[Start]

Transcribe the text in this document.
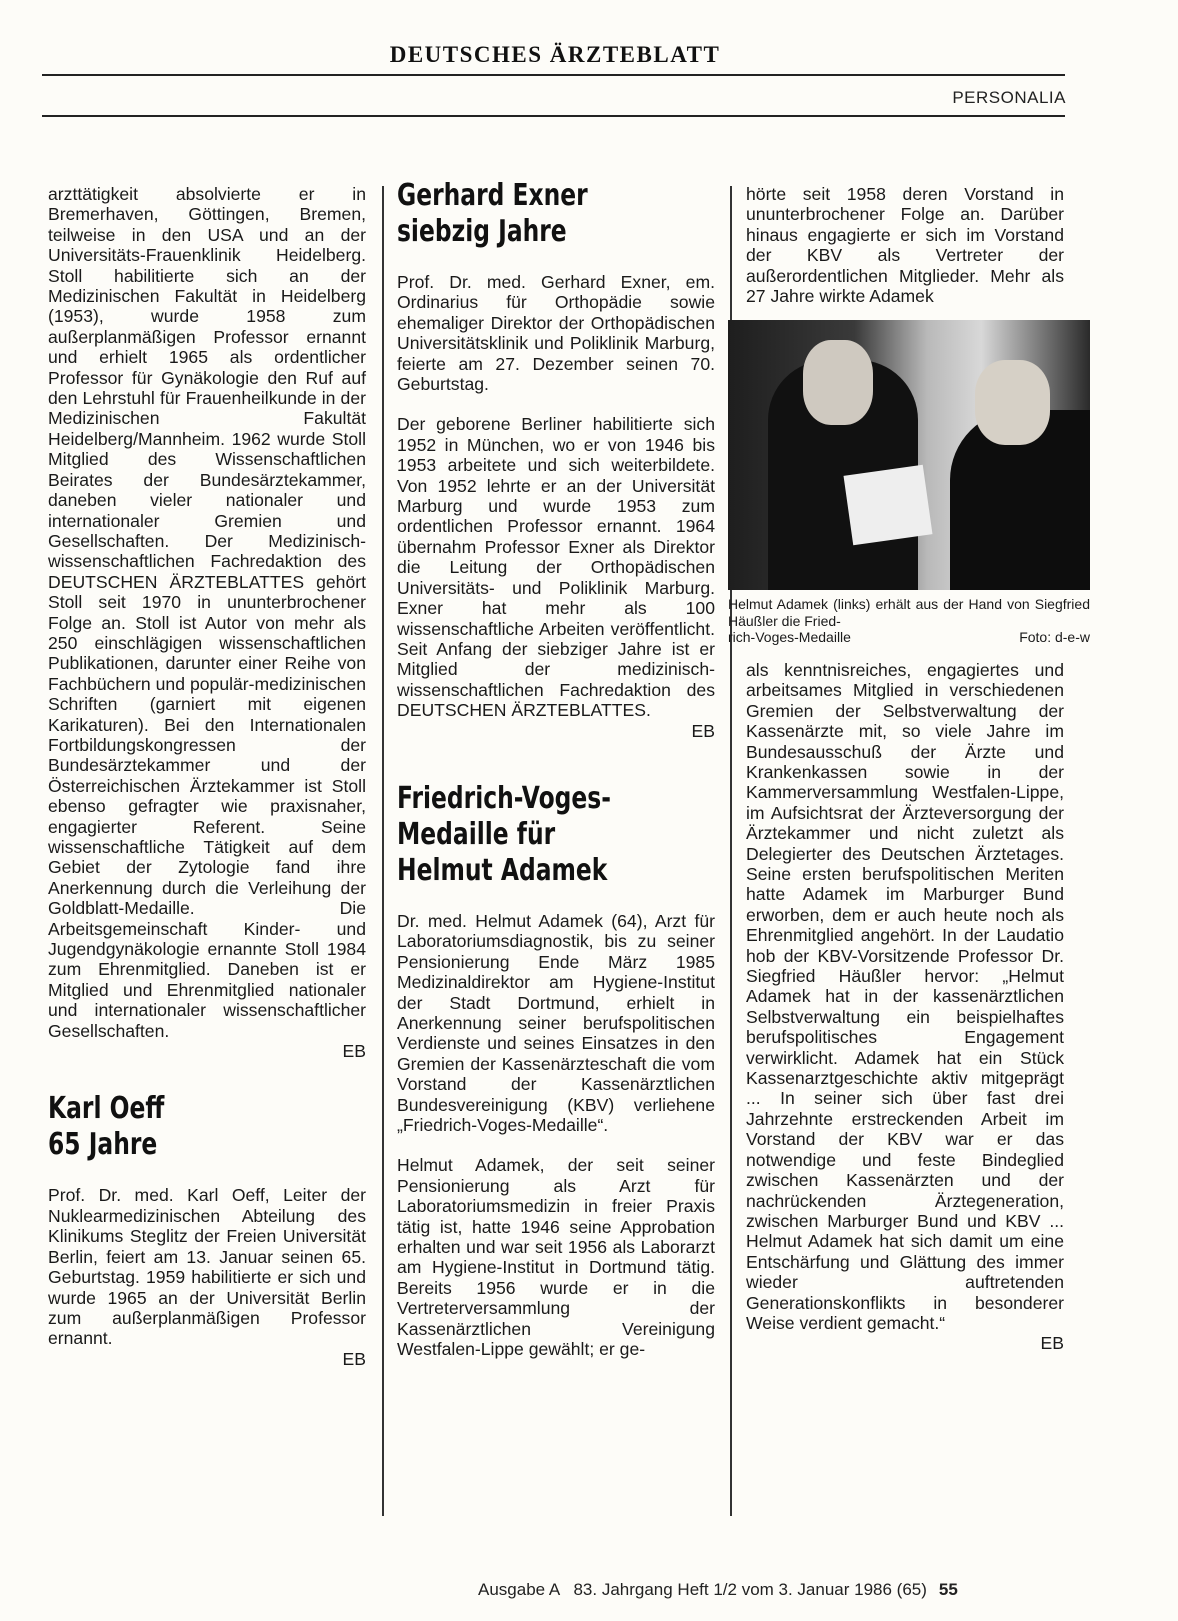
DEUTSCHES ÄRZTEBLATT
PERSONALIA

arzttätigkeit absolvierte er in Bremerhaven, Göttingen, Bremen, teilweise in den USA und an der Universitäts-Frauenklinik Heidelberg. Stoll habilitierte sich an der Medizinischen Fakultät in Heidelberg (1953), wurde 1958 zum außerplanmäßigen Professor ernannt und erhielt 1965 als ordentlicher Professor für Gynäkologie den Ruf auf den Lehrstuhl für Frauenheilkunde in der Medizinischen Fakultät Heidelberg/Mannheim. 1962 wurde Stoll Mitglied des Wissenschaftlichen Beirates der Bundesärztekammer, daneben vieler nationaler und internationaler Gremien und Gesellschaften. Der Medizinisch-wissenschaftlichen Fachredaktion des DEUTSCHEN ÄRZTEBLATTES gehört Stoll seit 1970 in ununterbrochener Folge an. Stoll ist Autor von mehr als 250 einschlägigen wissenschaftlichen Publikationen, darunter einer Reihe von Fachbüchern und populär-medizinischen Schriften (garniert mit eigenen Karikaturen). Bei den Internationalen Fortbildungskongressen der Bundesärztekammer und der Österreichischen Ärztekammer ist Stoll ebenso gefragter wie praxisnaher, engagierter Referent. Seine wissenschaftliche Tätigkeit auf dem Gebiet der Zytologie fand ihre Anerkennung durch die Verleihung der Goldblatt-Medaille. Die Arbeitsgemeinschaft Kinder- und Jugendgynäkologie ernannte Stoll 1984 zum Ehrenmitglied. Daneben ist er Mitglied und Ehrenmitglied nationaler und internationaler wissenschaftlicher Gesellschaften.

EB

Karl Oeff
65 Jahre

Prof. Dr. med. Karl Oeff, Leiter der Nuklearmedizinischen Abteilung des Klinikums Steglitz der Freien Universität Berlin, feiert am 13. Januar seinen 65. Geburtstag. 1959 habilitierte er sich und wurde 1965 an der Universität Berlin zum außerplanmäßigen Professor ernannt.

EB

Gerhard Exner
siebzig Jahre

Prof. Dr. med. Gerhard Exner, em. Ordinarius für Orthopädie sowie ehemaliger Direktor der Orthopädischen Universitätsklinik und Poliklinik Marburg, feierte am 27. Dezember seinen 70. Geburtstag.

Der geborene Berliner habilitierte sich 1952 in München, wo er von 1946 bis 1953 arbeitete und sich weiterbildete. Von 1952 lehrte er an der Universität Marburg und wurde 1953 zum ordentlichen Professor ernannt. 1964 übernahm Professor Exner als Direktor die Leitung der Orthopädischen Universitäts- und Poliklinik Marburg. Exner hat mehr als 100 wissenschaftliche Arbeiten veröffentlicht. Seit Anfang der siebziger Jahre ist er Mitglied der medizinisch-wissenschaftlichen Fachredaktion des DEUTSCHEN ÄRZTEBLATTES.

EB

Friedrich-Voges-
Medaille für
Helmut Adamek

Dr. med. Helmut Adamek (64), Arzt für Laboratoriumsdiagnostik, bis zu seiner Pensionierung Ende März 1985 Medizinaldirektor am Hygiene-Institut der Stadt Dortmund, erhielt in Anerkennung seiner berufspolitischen Verdienste und seines Einsatzes in den Gremien der Kassenärzteschaft die vom Vorstand der Kassenärztlichen Bundesvereinigung (KBV) verliehene „Friedrich-Voges-Medaille“.

Helmut Adamek, der seit seiner Pensionierung als Arzt für Laboratoriumsmedizin in freier Praxis tätig ist, hatte 1946 seine Approbation erhalten und war seit 1956 als Laborarzt am Hygiene-Institut in Dortmund tätig. Bereits 1956 wurde er in die Vertreterversammlung der Kassenärztlichen Vereinigung Westfalen-Lippe gewählt; er ge-

hörte seit 1958 deren Vorstand in ununterbrochener Folge an. Darüber hinaus engagierte er sich im Vorstand der KBV als Vertreter der außerordentlichen Mitglieder. Mehr als 27 Jahre wirkte Adamek

Helmut Adamek (links) erhält aus der Hand von Siegfried Häußler die Fried-
rich-Voges-Medaille	Foto: d-e-w

als kenntnisreiches, engagiertes und arbeitsames Mitglied in verschiedenen Gremien der Selbstverwaltung der Kassenärzte mit, so viele Jahre im Bundesausschuß der Ärzte und Krankenkassen sowie in der Kammerversammlung Westfalen-Lippe, im Aufsichtsrat der Ärzteversorgung der Ärztekammer und nicht zuletzt als Delegierter des Deutschen Ärztetages. Seine ersten berufspolitischen Meriten hatte Adamek im Marburger Bund erworben, dem er auch heute noch als Ehrenmitglied angehört. In der Laudatio hob der KBV-Vorsitzende Professor Dr. Siegfried Häußler hervor: „Helmut Adamek hat in der kassenärztlichen Selbstverwaltung ein beispielhaftes berufspolitisches Engagement verwirklicht. Adamek hat ein Stück Kassenarztgeschichte aktiv mitgeprägt ... In seiner sich über fast drei Jahrzehnte erstreckenden Arbeit im Vorstand der KBV war er das notwendige und feste Bindeglied zwischen Kassenärzten und der nachrückenden Ärztegeneration, zwischen Marburger Bund und KBV ... Helmut Adamek hat sich damit um eine Entschärfung und Glättung des immer wieder auftretenden Generationskonflikts in besonderer Weise verdient gemacht.“

EB

Ausgabe A   83. Jahrgang Heft 1/2 vom 3. Januar 1986 (65) 55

[End]

• **TASK DETAILS**: Quote the records above in full, dropping each picture.

• **TASK SOLUTION**:
Transcribe the text in this document.
DEUTSCHES ÄRZTEBLATT
PERSONALIA

arzttätigkeit absolvierte er in Bremerhaven, Göttingen, Bremen, teilweise in den USA und an der Universitäts-Frauenklinik Heidelberg. Stoll habilitierte sich an der Medizinischen Fakultät in Heidelberg (1953), wurde 1958 zum außerplanmäßigen Professor ernannt und erhielt 1965 als ordentlicher Professor für Gynäkologie den Ruf auf den Lehrstuhl für Frauenheilkunde in der Medizinischen Fakultät Heidelberg/Mannheim. 1962 wurde Stoll Mitglied des Wissenschaftlichen Beirates der Bundesärztekammer, daneben vieler nationaler und internationaler Gremien und Gesellschaften. Der Medizinisch-wissenschaftlichen Fachredaktion des DEUTSCHEN ÄRZTEBLATTES gehört Stoll seit 1970 in ununterbrochener Folge an. Stoll ist Autor von mehr als 250 einschlägigen wissenschaftlichen Publikationen, darunter einer Reihe von Fachbüchern und populär-medizinischen Schriften (garniert mit eigenen Karikaturen). Bei den Internationalen Fortbildungskongressen der Bundesärztekammer und der Österreichischen Ärztekammer ist Stoll ebenso gefragter wie praxisnaher, engagierter Referent. Seine wissenschaftliche Tätigkeit auf dem Gebiet der Zytologie fand ihre Anerkennung durch die Verleihung der Goldblatt-Medaille. Die Arbeitsgemeinschaft Kinder- und Jugendgynäkologie ernannte Stoll 1984 zum Ehrenmitglied. Daneben ist er Mitglied und Ehrenmitglied nationaler und internationaler wissenschaftlicher Gesellschaften.

EB

Karl Oeff
65 Jahre

Prof. Dr. med. Karl Oeff, Leiter der Nuklearmedizinischen Abteilung des Klinikums Steglitz der Freien Universität Berlin, feiert am 13. Januar seinen 65. Geburtstag. 1959 habilitierte er sich und wurde 1965 an der Universität Berlin zum außerplanmäßigen Professor ernannt.

EB

Gerhard Exner
siebzig Jahre

Prof. Dr. med. Gerhard Exner, em. Ordinarius für Orthopädie sowie ehemaliger Direktor der Orthopädischen Universitätsklinik und Poliklinik Marburg, feierte am 27. Dezember seinen 70. Geburtstag.

Der geborene Berliner habilitierte sich 1952 in München, wo er von 1946 bis 1953 arbeitete und sich weiterbildete. Von 1952 lehrte er an der Universität Marburg und wurde 1953 zum ordentlichen Professor ernannt. 1964 übernahm Professor Exner als Direktor die Leitung der Orthopädischen Universitäts- und Poliklinik Marburg. Exner hat mehr als 100 wissenschaftliche Arbeiten veröffentlicht. Seit Anfang der siebziger Jahre ist er Mitglied der medizinisch-wissenschaftlichen Fachredaktion des DEUTSCHEN ÄRZTEBLATTES.

EB

Friedrich-Voges-
Medaille für
Helmut Adamek

Dr. med. Helmut Adamek (64), Arzt für Laboratoriumsdiagnostik, bis zu seiner Pensionierung Ende März 1985 Medizinaldirektor am Hygiene-Institut der Stadt Dortmund, erhielt in Anerkennung seiner berufspolitischen Verdienste und seines Einsatzes in den Gremien der Kassenärzteschaft die vom Vorstand der Kassenärztlichen Bundesvereinigung (KBV) verliehene „Friedrich-Voges-Medaille“.

Helmut Adamek, der seit seiner Pensionierung als Arzt für Laboratoriumsmedizin in freier Praxis tätig ist, hatte 1946 seine Approbation erhalten und war seit 1956 als Laborarzt am Hygiene-Institut in Dortmund tätig. Bereits 1956 wurde er in die Vertreterversammlung der Kassenärztlichen Vereinigung Westfalen-Lippe gewählt; er ge-

hörte seit 1958 deren Vorstand in ununterbrochener Folge an. Darüber hinaus engagierte er sich im Vorstand der KBV als Vertreter der außerordentlichen Mitglieder. Mehr als 27 Jahre wirkte Adamek

Helmut Adamek (links) erhält aus der Hand von Siegfried Häußler die Fried-
rich-Voges-Medaille	Foto: d-e-w

als kenntnisreiches, engagiertes und arbeitsames Mitglied in verschiedenen Gremien der Selbstverwaltung der Kassenärzte mit, so viele Jahre im Bundesausschuß der Ärzte und Krankenkassen sowie in der Kammerversammlung Westfalen-Lippe, im Aufsichtsrat der Ärzteversorgung der Ärztekammer und nicht zuletzt als Delegierter des Deutschen Ärztetages. Seine ersten berufspolitischen Meriten hatte Adamek im Marburger Bund erworben, dem er auch heute noch als Ehrenmitglied angehört. In der Laudatio hob der KBV-Vorsitzende Professor Dr. Siegfried Häußler hervor: „Helmut Adamek hat in der kassenärztlichen Selbstverwaltung ein beispielhaftes berufspolitisches Engagement verwirklicht. Adamek hat ein Stück Kassenarztgeschichte aktiv mitgeprägt ... In seiner sich über fast drei Jahrzehnte erstreckenden Arbeit im Vorstand der KBV war er das notwendige und feste Bindeglied zwischen Kassenärzten und der nachrückenden Ärztegeneration, zwischen Marburger Bund und KBV ... Helmut Adamek hat sich damit um eine Entschärfung und Glättung des immer wieder auftretenden Generationskonflikts in besonderer Weise verdient gemacht.“

EB

Ausgabe A   83. Jahrgang Heft 1/2 vom 3. Januar 1986 (65) 55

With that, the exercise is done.